**Problem statement**
Reproduce the records word for word, starting at their first line and ending at the line that contains "220, 524, 516]", with both of those lines included.

**Stored data**
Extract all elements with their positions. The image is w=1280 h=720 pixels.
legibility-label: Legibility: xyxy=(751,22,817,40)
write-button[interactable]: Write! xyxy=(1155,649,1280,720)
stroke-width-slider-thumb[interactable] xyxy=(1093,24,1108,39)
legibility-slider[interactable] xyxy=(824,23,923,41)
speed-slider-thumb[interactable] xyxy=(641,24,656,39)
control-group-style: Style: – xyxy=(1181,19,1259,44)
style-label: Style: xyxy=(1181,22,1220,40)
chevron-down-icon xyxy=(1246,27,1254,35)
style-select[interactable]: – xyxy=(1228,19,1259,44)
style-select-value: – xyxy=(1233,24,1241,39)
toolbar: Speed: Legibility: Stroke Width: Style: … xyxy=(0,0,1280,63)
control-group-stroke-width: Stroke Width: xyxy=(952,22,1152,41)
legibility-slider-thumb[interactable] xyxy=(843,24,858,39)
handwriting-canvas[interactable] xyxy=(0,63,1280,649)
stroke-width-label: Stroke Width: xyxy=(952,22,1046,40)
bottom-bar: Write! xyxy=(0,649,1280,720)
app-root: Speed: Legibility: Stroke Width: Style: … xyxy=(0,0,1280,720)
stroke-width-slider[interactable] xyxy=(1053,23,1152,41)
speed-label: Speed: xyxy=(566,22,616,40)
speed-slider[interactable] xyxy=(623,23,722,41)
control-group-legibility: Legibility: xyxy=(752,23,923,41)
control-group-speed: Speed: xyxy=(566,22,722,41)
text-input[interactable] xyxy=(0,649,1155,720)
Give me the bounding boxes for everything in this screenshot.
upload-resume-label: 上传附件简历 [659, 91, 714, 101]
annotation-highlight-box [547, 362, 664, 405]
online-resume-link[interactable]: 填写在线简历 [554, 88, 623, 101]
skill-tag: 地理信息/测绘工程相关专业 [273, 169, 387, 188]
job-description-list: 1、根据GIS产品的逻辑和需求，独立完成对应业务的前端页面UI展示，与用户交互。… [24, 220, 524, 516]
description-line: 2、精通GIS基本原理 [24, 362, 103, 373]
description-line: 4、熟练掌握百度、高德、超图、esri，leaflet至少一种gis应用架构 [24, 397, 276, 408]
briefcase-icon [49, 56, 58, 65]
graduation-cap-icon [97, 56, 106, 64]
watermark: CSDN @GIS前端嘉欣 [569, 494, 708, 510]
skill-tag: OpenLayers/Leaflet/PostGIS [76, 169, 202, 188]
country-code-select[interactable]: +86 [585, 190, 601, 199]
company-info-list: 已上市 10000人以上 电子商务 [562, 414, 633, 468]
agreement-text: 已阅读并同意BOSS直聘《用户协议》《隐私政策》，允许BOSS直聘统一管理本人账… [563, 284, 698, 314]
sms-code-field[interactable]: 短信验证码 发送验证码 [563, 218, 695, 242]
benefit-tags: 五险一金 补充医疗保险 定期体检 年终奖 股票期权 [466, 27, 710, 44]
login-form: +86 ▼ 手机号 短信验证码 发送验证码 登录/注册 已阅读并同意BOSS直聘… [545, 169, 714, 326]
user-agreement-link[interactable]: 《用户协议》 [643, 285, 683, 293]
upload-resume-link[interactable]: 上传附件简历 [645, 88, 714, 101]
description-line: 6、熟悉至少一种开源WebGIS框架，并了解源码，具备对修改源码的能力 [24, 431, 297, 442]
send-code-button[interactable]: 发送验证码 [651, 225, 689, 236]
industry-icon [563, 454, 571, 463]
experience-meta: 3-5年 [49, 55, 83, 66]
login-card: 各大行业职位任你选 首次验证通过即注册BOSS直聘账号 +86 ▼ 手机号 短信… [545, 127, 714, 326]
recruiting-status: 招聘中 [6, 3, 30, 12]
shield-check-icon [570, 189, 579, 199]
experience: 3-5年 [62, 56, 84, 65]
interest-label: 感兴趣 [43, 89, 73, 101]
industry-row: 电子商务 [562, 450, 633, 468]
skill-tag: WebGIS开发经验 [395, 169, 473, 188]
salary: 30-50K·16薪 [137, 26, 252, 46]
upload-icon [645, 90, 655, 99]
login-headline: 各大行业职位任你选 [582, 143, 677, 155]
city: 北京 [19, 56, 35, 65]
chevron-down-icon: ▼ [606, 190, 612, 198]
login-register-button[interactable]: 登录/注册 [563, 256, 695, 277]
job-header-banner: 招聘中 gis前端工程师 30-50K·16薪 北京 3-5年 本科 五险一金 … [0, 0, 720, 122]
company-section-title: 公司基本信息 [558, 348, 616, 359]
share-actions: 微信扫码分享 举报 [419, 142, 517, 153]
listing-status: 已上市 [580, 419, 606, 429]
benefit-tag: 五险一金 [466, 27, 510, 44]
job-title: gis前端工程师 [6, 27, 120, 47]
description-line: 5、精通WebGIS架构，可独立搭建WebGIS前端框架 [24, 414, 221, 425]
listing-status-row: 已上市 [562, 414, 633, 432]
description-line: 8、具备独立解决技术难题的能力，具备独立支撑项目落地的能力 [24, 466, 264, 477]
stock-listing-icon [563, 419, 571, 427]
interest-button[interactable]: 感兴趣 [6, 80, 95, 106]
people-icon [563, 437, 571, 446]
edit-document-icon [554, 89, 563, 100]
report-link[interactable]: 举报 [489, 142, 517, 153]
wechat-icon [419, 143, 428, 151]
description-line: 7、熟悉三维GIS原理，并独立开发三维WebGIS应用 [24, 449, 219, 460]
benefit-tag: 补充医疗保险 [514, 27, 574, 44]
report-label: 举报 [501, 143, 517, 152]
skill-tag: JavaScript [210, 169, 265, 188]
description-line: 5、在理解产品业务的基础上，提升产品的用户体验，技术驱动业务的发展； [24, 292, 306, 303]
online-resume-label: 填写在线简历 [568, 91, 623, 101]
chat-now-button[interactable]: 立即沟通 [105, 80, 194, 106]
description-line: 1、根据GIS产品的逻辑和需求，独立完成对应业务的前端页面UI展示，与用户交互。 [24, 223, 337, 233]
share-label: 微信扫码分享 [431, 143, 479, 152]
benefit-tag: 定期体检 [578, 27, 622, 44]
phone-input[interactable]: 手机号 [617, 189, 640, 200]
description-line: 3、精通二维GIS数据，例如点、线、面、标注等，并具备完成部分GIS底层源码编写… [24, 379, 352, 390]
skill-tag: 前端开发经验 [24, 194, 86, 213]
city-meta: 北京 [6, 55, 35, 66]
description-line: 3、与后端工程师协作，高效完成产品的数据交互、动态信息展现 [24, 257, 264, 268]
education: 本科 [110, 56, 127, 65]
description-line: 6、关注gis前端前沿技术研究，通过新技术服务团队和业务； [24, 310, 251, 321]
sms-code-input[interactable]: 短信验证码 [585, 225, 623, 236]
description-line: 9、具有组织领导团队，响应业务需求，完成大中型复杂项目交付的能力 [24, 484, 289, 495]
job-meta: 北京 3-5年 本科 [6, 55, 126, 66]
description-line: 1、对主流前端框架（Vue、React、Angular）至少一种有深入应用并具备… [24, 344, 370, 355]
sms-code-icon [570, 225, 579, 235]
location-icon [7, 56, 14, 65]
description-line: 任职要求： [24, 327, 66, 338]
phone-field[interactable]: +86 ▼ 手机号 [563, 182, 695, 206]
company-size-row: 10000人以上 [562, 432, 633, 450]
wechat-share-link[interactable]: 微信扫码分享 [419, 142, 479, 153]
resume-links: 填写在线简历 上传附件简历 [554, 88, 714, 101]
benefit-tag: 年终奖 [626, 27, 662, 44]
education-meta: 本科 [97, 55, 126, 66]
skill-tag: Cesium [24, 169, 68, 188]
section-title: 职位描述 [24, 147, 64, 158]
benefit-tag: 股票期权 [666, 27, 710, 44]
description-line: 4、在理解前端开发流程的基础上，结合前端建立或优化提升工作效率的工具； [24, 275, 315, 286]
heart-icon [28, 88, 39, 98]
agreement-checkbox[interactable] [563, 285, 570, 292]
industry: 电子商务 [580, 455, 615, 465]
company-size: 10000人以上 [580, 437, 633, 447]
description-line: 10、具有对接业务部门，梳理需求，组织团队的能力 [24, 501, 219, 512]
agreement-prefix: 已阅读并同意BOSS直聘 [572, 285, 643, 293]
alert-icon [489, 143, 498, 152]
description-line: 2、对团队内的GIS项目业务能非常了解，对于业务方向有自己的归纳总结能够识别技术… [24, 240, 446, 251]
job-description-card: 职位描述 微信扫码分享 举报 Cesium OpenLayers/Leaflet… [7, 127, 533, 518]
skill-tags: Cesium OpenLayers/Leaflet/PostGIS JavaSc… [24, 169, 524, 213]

**Correct answer**
Extract all elements with their positions. The image is w=1280 h=720 pixels.
legibility-label: Legibility: xyxy=(751,22,817,40)
write-button[interactable]: Write! xyxy=(1155,649,1280,720)
stroke-width-slider-thumb[interactable] xyxy=(1093,24,1108,39)
legibility-slider[interactable] xyxy=(824,23,923,41)
speed-slider-thumb[interactable] xyxy=(641,24,656,39)
control-group-style: Style: – xyxy=(1181,19,1259,44)
style-label: Style: xyxy=(1181,22,1220,40)
chevron-down-icon xyxy=(1246,27,1254,35)
style-select[interactable]: – xyxy=(1228,19,1259,44)
style-select-value: – xyxy=(1233,24,1241,39)
toolbar: Speed: Legibility: Stroke Width: Style: … xyxy=(0,0,1280,63)
control-group-stroke-width: Stroke Width: xyxy=(952,22,1152,41)
legibility-slider-thumb[interactable] xyxy=(843,24,858,39)
handwriting-canvas[interactable] xyxy=(0,63,1280,649)
stroke-width-label: Stroke Width: xyxy=(952,22,1046,40)
bottom-bar: Write! xyxy=(0,649,1280,720)
app-root: Speed: Legibility: Stroke Width: Style: … xyxy=(0,0,1280,720)
stroke-width-slider[interactable] xyxy=(1053,23,1152,41)
speed-label: Speed: xyxy=(566,22,616,40)
speed-slider[interactable] xyxy=(623,23,722,41)
control-group-legibility: Legibility: xyxy=(752,23,923,41)
control-group-speed: Speed: xyxy=(566,22,722,41)
text-input[interactable] xyxy=(0,649,1155,720)
Give me the bounding boxes for everything in this screenshot.
upload-resume-label: 上传附件简历 [659, 91, 714, 101]
annotation-highlight-box [547, 362, 664, 405]
online-resume-link[interactable]: 填写在线简历 [554, 88, 623, 101]
skill-tag: 地理信息/测绘工程相关专业 [273, 169, 387, 188]
job-description-list: 1、根据GIS产品的逻辑和需求，独立完成对应业务的前端页面UI展示，与用户交互。… [24, 220, 524, 516]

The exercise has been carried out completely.